Data supplied:

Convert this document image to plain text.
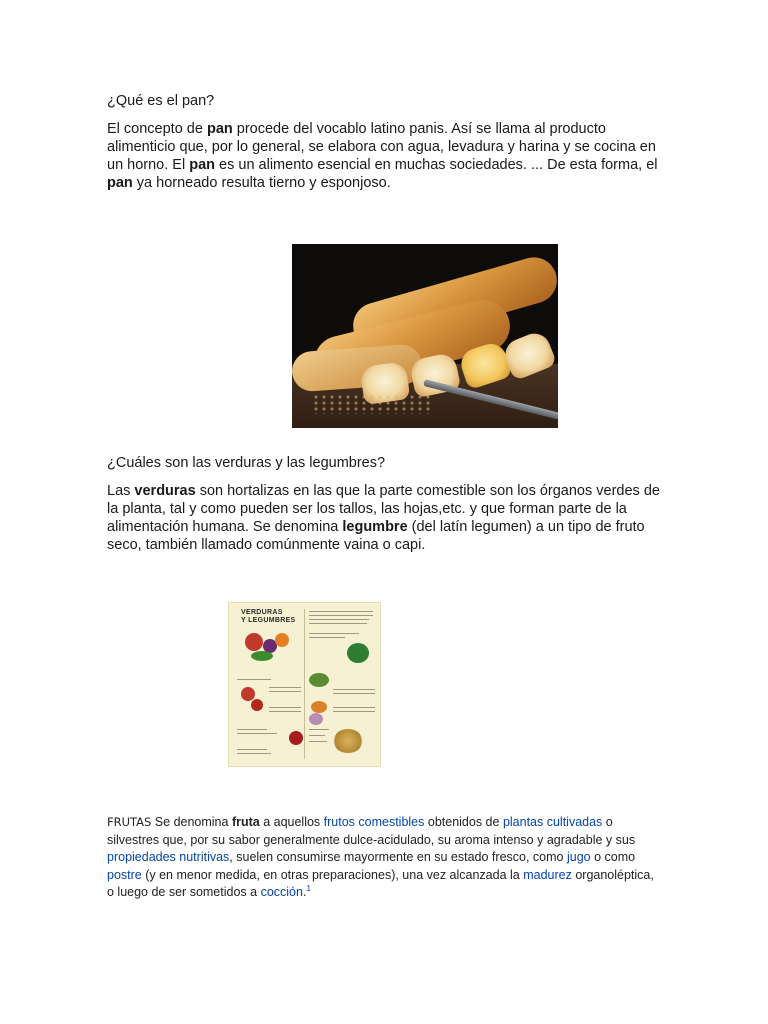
¿Qué es el pan?

El concepto de pan procede del vocablo latino panis. Así se llama al producto alimenticio que, por lo general, se elabora con agua, levadura y harina y se cocina en un horno. El pan es un alimento esencial en muchas sociedades. ... De esta forma, el pan ya horneado resulta tierno y esponjoso.

¿Cuáles son las verduras y las legumbres?

Las verduras son hortalizas en las que la parte comestible son los órganos verdes de la planta, tal y como pueden ser los tallos, las hojas,etc. y que forman parte de la alimentación humana. Se denomina legumbre (del latín legumen) a un tipo de fruto seco, también llamado comúnmente vaina o capi.

VERDURAS
Y LEGUMBRES

FRUTAS Se denomina fruta a aquellos frutos comestibles obtenidos de plantas cultivadas o silvestres que, por su sabor generalmente dulce-acidulado, su aroma intenso y agradable y sus propiedades nutritivas, suelen consumirse mayormente en su estado fresco, como jugo o como postre (y en menor medida, en otras preparaciones), una vez alcanzada la madurez organoléptica, o luego de ser sometidos a cocción.$^1$
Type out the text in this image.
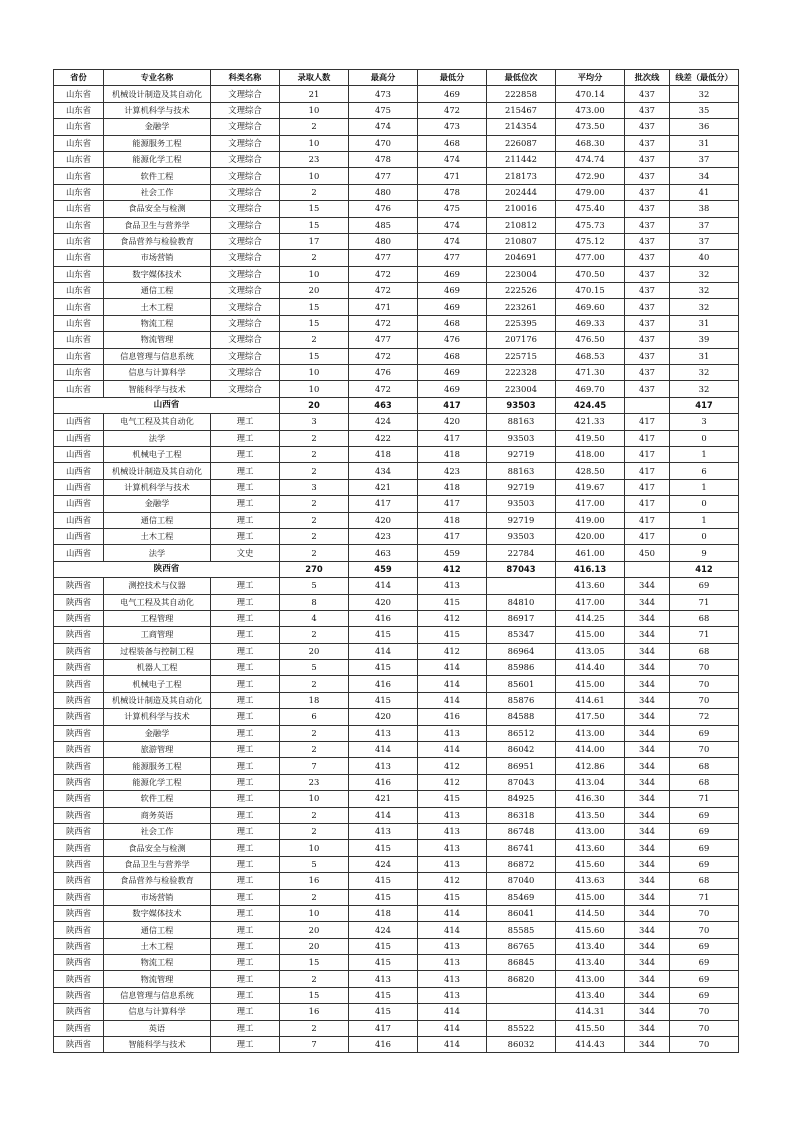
省份	专业名称	科类名称	录取人数	最高分	最低分	最低位次	平均分	批次线	线差（最低分）
山东省	机械设计制造及其自动化	文理综合	21	473	469	222858	470.14	437	32
山东省	计算机科学与技术	文理综合	10	475	472	215467	473.00	437	35
山东省	金融学	文理综合	2	474	473	214354	473.50	437	36
山东省	能源服务工程	文理综合	10	470	468	226087	468.30	437	31
山东省	能源化学工程	文理综合	23	478	474	211442	474.74	437	37
山东省	软件工程	文理综合	10	477	471	218173	472.90	437	34
山东省	社会工作	文理综合	2	480	478	202444	479.00	437	41
山东省	食品安全与检测	文理综合	15	476	475	210016	475.40	437	38
山东省	食品卫生与营养学	文理综合	15	485	474	210812	475.73	437	37
山东省	食品营养与检验教育	文理综合	17	480	474	210807	475.12	437	37
山东省	市场营销	文理综合	2	477	477	204691	477.00	437	40
山东省	数字媒体技术	文理综合	10	472	469	223004	470.50	437	32
山东省	通信工程	文理综合	20	472	469	222526	470.15	437	32
山东省	土木工程	文理综合	15	471	469	223261	469.60	437	32
山东省	物流工程	文理综合	15	472	468	225395	469.33	437	31
山东省	物流管理	文理综合	2	477	476	207176	476.50	437	39
山东省	信息管理与信息系统	文理综合	15	472	468	225715	468.53	437	31
山东省	信息与计算科学	文理综合	10	476	469	222328	471.30	437	32
山东省	智能科学与技术	文理综合	10	472	469	223004	469.70	437	32
山西省			20	463	417	93503	424.45		417
山西省	电气工程及其自动化	理工	3	424	420	88163	421.33	417	3
山西省	法学	理工	2	422	417	93503	419.50	417	0
山西省	机械电子工程	理工	2	418	418	92719	418.00	417	1
山西省	机械设计制造及其自动化	理工	2	434	423	88163	428.50	417	6
山西省	计算机科学与技术	理工	3	421	418	92719	419.67	417	1
山西省	金融学	理工	2	417	417	93503	417.00	417	0
山西省	通信工程	理工	2	420	418	92719	419.00	417	1
山西省	土木工程	理工	2	423	417	93503	420.00	417	0
山西省	法学	文史	2	463	459	22784	461.00	450	9
陕西省			270	459	412	87043	416.13		412
陕西省	测控技术与仪器	理工	5	414	413		413.60	344	69
陕西省	电气工程及其自动化	理工	8	420	415	84810	417.00	344	71
陕西省	工程管理	理工	4	416	412	86917	414.25	344	68
陕西省	工商管理	理工	2	415	415	85347	415.00	344	71
陕西省	过程装备与控制工程	理工	20	414	412	86964	413.05	344	68
陕西省	机器人工程	理工	5	415	414	85986	414.40	344	70
陕西省	机械电子工程	理工	2	416	414	85601	415.00	344	70
陕西省	机械设计制造及其自动化	理工	18	415	414	85876	414.61	344	70
陕西省	计算机科学与技术	理工	6	420	416	84588	417.50	344	72
陕西省	金融学	理工	2	413	413	86512	413.00	344	69
陕西省	旅游管理	理工	2	414	414	86042	414.00	344	70
陕西省	能源服务工程	理工	7	413	412	86951	412.86	344	68
陕西省	能源化学工程	理工	23	416	412	87043	413.04	344	68
陕西省	软件工程	理工	10	421	415	84925	416.30	344	71
陕西省	商务英语	理工	2	414	413	86318	413.50	344	69
陕西省	社会工作	理工	2	413	413	86748	413.00	344	69
陕西省	食品安全与检测	理工	10	415	413	86741	413.60	344	69
陕西省	食品卫生与营养学	理工	5	424	413	86872	415.60	344	69
陕西省	食品营养与检验教育	理工	16	415	412	87040	413.63	344	68
陕西省	市场营销	理工	2	415	415	85469	415.00	344	71
陕西省	数字媒体技术	理工	10	418	414	86041	414.50	344	70
陕西省	通信工程	理工	20	424	414	85585	415.60	344	70
陕西省	土木工程	理工	20	415	413	86765	413.40	344	69
陕西省	物流工程	理工	15	415	413	86845	413.40	344	69
陕西省	物流管理	理工	2	413	413	86820	413.00	344	69
陕西省	信息管理与信息系统	理工	15	415	413		413.40	344	69
陕西省	信息与计算科学	理工	16	415	414		414.31	344	70
陕西省	英语	理工	2	417	414	85522	415.50	344	70
陕西省	智能科学与技术	理工	7	416	414	86032	414.43	344	70
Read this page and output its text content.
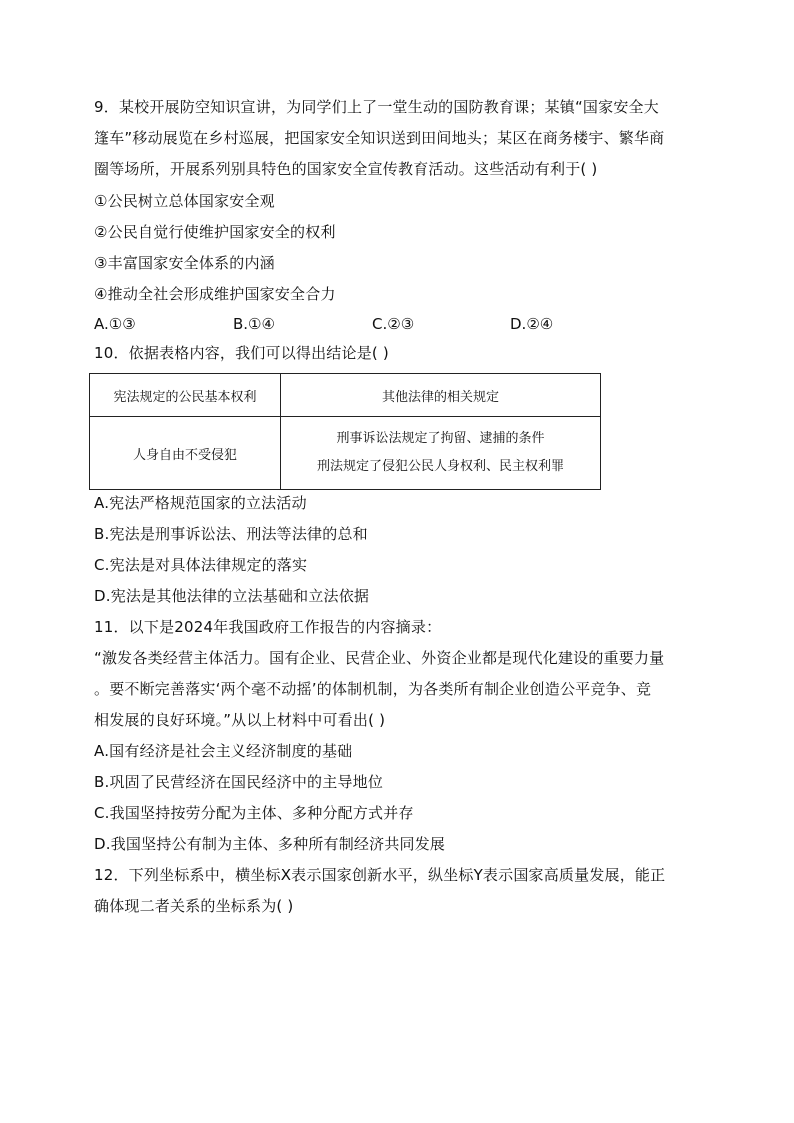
9．某校开展防空知识宣讲，为同学们上了一堂生动的国防教育课；某镇“国家安全大
篷车”移动展览在乡村巡展，把国家安全知识送到田间地头；某区在商务楼宇、繁华商
圈等场所，开展系列别具特色的国家安全宣传教育活动。这些活动有利于( )
①公民树立总体国家安全观
②公民自觉行使维护国家安全的权利
③丰富国家安全体系的内涵
④推动全社会形成维护国家安全合力
A.①③	B.①④	C.②③	D.②④
10．依据表格内容，我们可以得出结论是( )
宪法规定的公民基本权利	其他法律的相关规定
人身自由不受侵犯	刑事诉讼法规定了拘留、逮捕的条件
刑法规定了侵犯公民人身权利、民主权利罪
A.宪法严格规范国家的立法活动
B.宪法是刑事诉讼法、刑法等法律的总和
C.宪法是对具体法律规定的落实
D.宪法是其他法律的立法基础和立法依据
11．以下是2024年我国政府工作报告的内容摘录：
“激发各类经营主体活力。国有企业、民营企业、外资企业都是现代化建设的重要力量
。要不断完善落实‘两个毫不动摇’的体制机制，为各类所有制企业创造公平竞争、竞
相发展的良好环境。”从以上材料中可看出( )
A.国有经济是社会主义经济制度的基础
B.巩固了民营经济在国民经济中的主导地位
C.我国坚持按劳分配为主体、多种分配方式并存
D.我国坚持公有制为主体、多种所有制经济共同发展
12．下列坐标系中，横坐标X表示国家创新水平，纵坐标Y表示国家高质量发展，能正
确体现二者关系的坐标系为( )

What is asked: Produce an exact copy of only those lines that run from the line with "Read this page and output its text content." to the final line of the records, including both; exclude images.

Written answer:
Read this page and output its text content.
9．某校开展防空知识宣讲，为同学们上了一堂生动的国防教育课；某镇“国家安全大
篷车”移动展览在乡村巡展，把国家安全知识送到田间地头；某区在商务楼宇、繁华商
圈等场所，开展系列别具特色的国家安全宣传教育活动。这些活动有利于( )
①公民树立总体国家安全观
②公民自觉行使维护国家安全的权利
③丰富国家安全体系的内涵
④推动全社会形成维护国家安全合力
A.①③	B.①④	C.②③	D.②④
10．依据表格内容，我们可以得出结论是( )
宪法规定的公民基本权利	其他法律的相关规定
人身自由不受侵犯	刑事诉讼法规定了拘留、逮捕的条件
刑法规定了侵犯公民人身权利、民主权利罪
A.宪法严格规范国家的立法活动
B.宪法是刑事诉讼法、刑法等法律的总和
C.宪法是对具体法律规定的落实
D.宪法是其他法律的立法基础和立法依据
11．以下是2024年我国政府工作报告的内容摘录：
“激发各类经营主体活力。国有企业、民营企业、外资企业都是现代化建设的重要力量
。要不断完善落实‘两个毫不动摇’的体制机制，为各类所有制企业创造公平竞争、竞
相发展的良好环境。”从以上材料中可看出( )
A.国有经济是社会主义经济制度的基础
B.巩固了民营经济在国民经济中的主导地位
C.我国坚持按劳分配为主体、多种分配方式并存
D.我国坚持公有制为主体、多种所有制经济共同发展
12．下列坐标系中，横坐标X表示国家创新水平，纵坐标Y表示国家高质量发展，能正
确体现二者关系的坐标系为( )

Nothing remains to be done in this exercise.